■ **Provided records**:
◆ ◆ ◆ ◆
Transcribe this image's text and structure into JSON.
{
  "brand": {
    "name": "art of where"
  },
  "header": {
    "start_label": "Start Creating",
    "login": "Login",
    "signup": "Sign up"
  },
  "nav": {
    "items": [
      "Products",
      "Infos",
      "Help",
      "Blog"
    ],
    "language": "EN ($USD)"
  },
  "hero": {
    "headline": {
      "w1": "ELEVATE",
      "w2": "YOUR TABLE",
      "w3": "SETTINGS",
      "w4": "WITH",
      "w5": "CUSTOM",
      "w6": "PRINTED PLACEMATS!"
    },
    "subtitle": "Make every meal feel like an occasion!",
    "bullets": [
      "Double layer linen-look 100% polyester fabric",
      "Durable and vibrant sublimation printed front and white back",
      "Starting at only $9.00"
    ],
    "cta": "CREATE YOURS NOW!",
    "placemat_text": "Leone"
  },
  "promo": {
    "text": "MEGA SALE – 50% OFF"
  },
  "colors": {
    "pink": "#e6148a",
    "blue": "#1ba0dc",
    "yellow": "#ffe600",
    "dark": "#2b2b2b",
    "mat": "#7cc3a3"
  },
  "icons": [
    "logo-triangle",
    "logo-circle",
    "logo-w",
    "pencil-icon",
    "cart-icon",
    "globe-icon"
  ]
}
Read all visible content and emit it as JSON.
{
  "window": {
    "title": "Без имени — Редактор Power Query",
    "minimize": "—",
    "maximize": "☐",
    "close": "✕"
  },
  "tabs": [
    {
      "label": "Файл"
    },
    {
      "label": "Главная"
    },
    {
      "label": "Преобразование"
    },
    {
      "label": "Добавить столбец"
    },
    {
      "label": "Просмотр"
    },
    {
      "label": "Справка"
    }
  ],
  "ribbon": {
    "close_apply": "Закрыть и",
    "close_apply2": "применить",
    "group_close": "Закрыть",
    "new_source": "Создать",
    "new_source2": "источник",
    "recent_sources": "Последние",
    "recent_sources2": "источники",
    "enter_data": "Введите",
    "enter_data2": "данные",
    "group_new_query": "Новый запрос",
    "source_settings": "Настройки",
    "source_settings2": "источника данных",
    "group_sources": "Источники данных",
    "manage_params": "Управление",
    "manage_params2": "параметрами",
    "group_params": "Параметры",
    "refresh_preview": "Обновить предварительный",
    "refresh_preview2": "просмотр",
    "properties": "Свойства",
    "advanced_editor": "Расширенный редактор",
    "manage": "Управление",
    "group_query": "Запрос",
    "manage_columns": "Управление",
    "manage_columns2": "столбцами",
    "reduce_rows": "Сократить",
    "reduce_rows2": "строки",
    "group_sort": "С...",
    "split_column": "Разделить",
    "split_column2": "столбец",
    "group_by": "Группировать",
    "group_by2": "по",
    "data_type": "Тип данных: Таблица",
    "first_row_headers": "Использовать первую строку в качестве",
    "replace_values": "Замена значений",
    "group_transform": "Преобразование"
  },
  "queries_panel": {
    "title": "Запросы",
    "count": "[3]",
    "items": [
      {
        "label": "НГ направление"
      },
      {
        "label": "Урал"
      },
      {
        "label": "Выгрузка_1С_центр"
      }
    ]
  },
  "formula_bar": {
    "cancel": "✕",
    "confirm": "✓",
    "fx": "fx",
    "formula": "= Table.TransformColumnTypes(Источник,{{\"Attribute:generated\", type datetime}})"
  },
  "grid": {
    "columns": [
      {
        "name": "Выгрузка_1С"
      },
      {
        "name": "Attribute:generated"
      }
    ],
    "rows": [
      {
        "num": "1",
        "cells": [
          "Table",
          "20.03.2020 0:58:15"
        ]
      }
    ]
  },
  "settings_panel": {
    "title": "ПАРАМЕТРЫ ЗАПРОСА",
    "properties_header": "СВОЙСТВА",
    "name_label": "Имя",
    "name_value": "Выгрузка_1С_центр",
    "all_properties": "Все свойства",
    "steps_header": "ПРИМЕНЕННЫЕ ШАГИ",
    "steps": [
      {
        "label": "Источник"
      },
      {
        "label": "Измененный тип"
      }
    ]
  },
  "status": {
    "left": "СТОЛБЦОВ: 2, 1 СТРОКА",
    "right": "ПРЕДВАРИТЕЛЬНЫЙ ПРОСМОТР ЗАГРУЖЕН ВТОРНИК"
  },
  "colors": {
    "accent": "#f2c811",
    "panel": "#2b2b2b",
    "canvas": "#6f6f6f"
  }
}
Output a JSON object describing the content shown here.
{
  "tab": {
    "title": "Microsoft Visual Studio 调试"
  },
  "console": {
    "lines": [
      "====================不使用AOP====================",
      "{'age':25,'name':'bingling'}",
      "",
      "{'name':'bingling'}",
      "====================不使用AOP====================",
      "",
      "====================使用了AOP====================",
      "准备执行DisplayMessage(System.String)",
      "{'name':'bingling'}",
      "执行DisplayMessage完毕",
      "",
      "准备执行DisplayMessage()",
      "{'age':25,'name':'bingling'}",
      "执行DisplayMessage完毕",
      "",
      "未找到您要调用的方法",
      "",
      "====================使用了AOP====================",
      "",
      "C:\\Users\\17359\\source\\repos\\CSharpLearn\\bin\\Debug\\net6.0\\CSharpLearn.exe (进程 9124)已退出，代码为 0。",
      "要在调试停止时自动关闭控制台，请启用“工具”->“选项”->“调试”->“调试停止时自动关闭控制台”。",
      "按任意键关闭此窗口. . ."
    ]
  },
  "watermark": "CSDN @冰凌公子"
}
◆ ◆ ◆ ◆
■ **Short task**:
All of the entries above must be quoted exactly.

■ **Solved exercise**:
Transcribe this image's text and structure into JSON.
{
  "brand": {
    "name": "art of where"
  },
  "header": {
    "start_label": "Start Creating",
    "login": "Login",
    "signup": "Sign up"
  },
  "nav": {
    "items": [
      "Products",
      "Infos",
      "Help",
      "Blog"
    ],
    "language": "EN ($USD)"
  },
  "hero": {
    "headline": {
      "w1": "ELEVATE",
      "w2": "YOUR TABLE",
      "w3": "SETTINGS",
      "w4": "WITH",
      "w5": "CUSTOM",
      "w6": "PRINTED PLACEMATS!"
    },
    "subtitle": "Make every meal feel like an occasion!",
    "bullets": [
      "Double layer linen-look 100% polyester fabric",
      "Durable and vibrant sublimation printed front and white back",
      "Starting at only $9.00"
    ],
    "cta": "CREATE YOURS NOW!",
    "placemat_text": "Leone"
  },
  "promo": {
    "text": "MEGA SALE – 50% OFF"
  },
  "colors": {
    "pink": "#e6148a",
    "blue": "#1ba0dc",
    "yellow": "#ffe600",
    "dark": "#2b2b2b",
    "mat": "#7cc3a3"
  },
  "icons": [
    "logo-triangle",
    "logo-circle",
    "logo-w",
    "pencil-icon",
    "cart-icon",
    "globe-icon"
  ]
}
Read all visible content and emit it as JSON.
{
  "window": {
    "title": "Без имени — Редактор Power Query",
    "minimize": "—",
    "maximize": "☐",
    "close": "✕"
  },
  "tabs": [
    {
      "label": "Файл"
    },
    {
      "label": "Главная"
    },
    {
      "label": "Преобразование"
    },
    {
      "label": "Добавить столбец"
    },
    {
      "label": "Просмотр"
    },
    {
      "label": "Справка"
    }
  ],
  "ribbon": {
    "close_apply": "Закрыть и",
    "close_apply2": "применить",
    "group_close": "Закрыть",
    "new_source": "Создать",
    "new_source2": "источник",
    "recent_sources": "Последние",
    "recent_sources2": "источники",
    "enter_data": "Введите",
    "enter_data2": "данные",
    "group_new_query": "Новый запрос",
    "source_settings": "Настройки",
    "source_settings2": "источника данных",
    "group_sources": "Источники данных",
    "manage_params": "Управление",
    "manage_params2": "параметрами",
    "group_params": "Параметры",
    "refresh_preview": "Обновить предварительный",
    "refresh_preview2": "просмотр",
    "properties": "Свойства",
    "advanced_editor": "Расширенный редактор",
    "manage": "Управление",
    "group_query": "Запрос",
    "manage_columns": "Управление",
    "manage_columns2": "столбцами",
    "reduce_rows": "Сократить",
    "reduce_rows2": "строки",
    "group_sort": "С...",
    "split_column": "Разделить",
    "split_column2": "столбец",
    "group_by": "Группировать",
    "group_by2": "по",
    "data_type": "Тип данных: Таблица",
    "first_row_headers": "Использовать первую строку в качестве",
    "replace_values": "Замена значений",
    "group_transform": "Преобразование"
  },
  "queries_panel": {
    "title": "Запросы",
    "count": "[3]",
    "items": [
      {
        "label": "НГ направление"
      },
      {
        "label": "Урал"
      },
      {
        "label": "Выгрузка_1С_центр"
      }
    ]
  },
  "formula_bar": {
    "cancel": "✕",
    "confirm": "✓",
    "fx": "fx",
    "formula": "= Table.TransformColumnTypes(Источник,{{\"Attribute:generated\", type datetime}})"
  },
  "grid": {
    "columns": [
      {
        "name": "Выгрузка_1С"
      },
      {
        "name": "Attribute:generated"
      }
    ],
    "rows": [
      {
        "num": "1",
        "cells": [
          "Table",
          "20.03.2020 0:58:15"
        ]
      }
    ]
  },
  "settings_panel": {
    "title": "ПАРАМЕТРЫ ЗАПРОСА",
    "properties_header": "СВОЙСТВА",
    "name_label": "Имя",
    "name_value": "Выгрузка_1С_центр",
    "all_properties": "Все свойства",
    "steps_header": "ПРИМЕНЕННЫЕ ШАГИ",
    "steps": [
      {
        "label": "Источник"
      },
      {
        "label": "Измененный тип"
      }
    ]
  },
  "status": {
    "left": "СТОЛБЦОВ: 2, 1 СТРОКА",
    "right": "ПРЕДВАРИТЕЛЬНЫЙ ПРОСМОТР ЗАГРУЖЕН ВТОРНИК"
  },
  "colors": {
    "accent": "#f2c811",
    "panel": "#2b2b2b",
    "canvas": "#6f6f6f"
  }
}
Output a JSON object describing the content shown here.
{
  "tab": {
    "title": "Microsoft Visual Studio 调试"
  },
  "console": {
    "lines": [
      "====================不使用AOP====================",
      "{'age':25,'name':'bingling'}",
      "",
      "{'name':'bingling'}",
      "====================不使用AOP====================",
      "",
      "====================使用了AOP====================",
      "准备执行DisplayMessage(System.String)",
      "{'name':'bingling'}",
      "执行DisplayMessage完毕",
      "",
      "准备执行DisplayMessage()",
      "{'age':25,'name':'bingling'}",
      "执行DisplayMessage完毕",
      "",
      "未找到您要调用的方法",
      "",
      "====================使用了AOP====================",
      "",
      "C:\\Users\\17359\\source\\repos\\CSharpLearn\\bin\\Debug\\net6.0\\CSharpLearn.exe (进程 9124)已退出，代码为 0。",
      "要在调试停止时自动关闭控制台，请启用“工具”->“选项”->“调试”->“调试停止时自动关闭控制台”。",
      "按任意键关闭此窗口. . ."
    ]
  },
  "watermark": "CSDN @冰凌公子"
}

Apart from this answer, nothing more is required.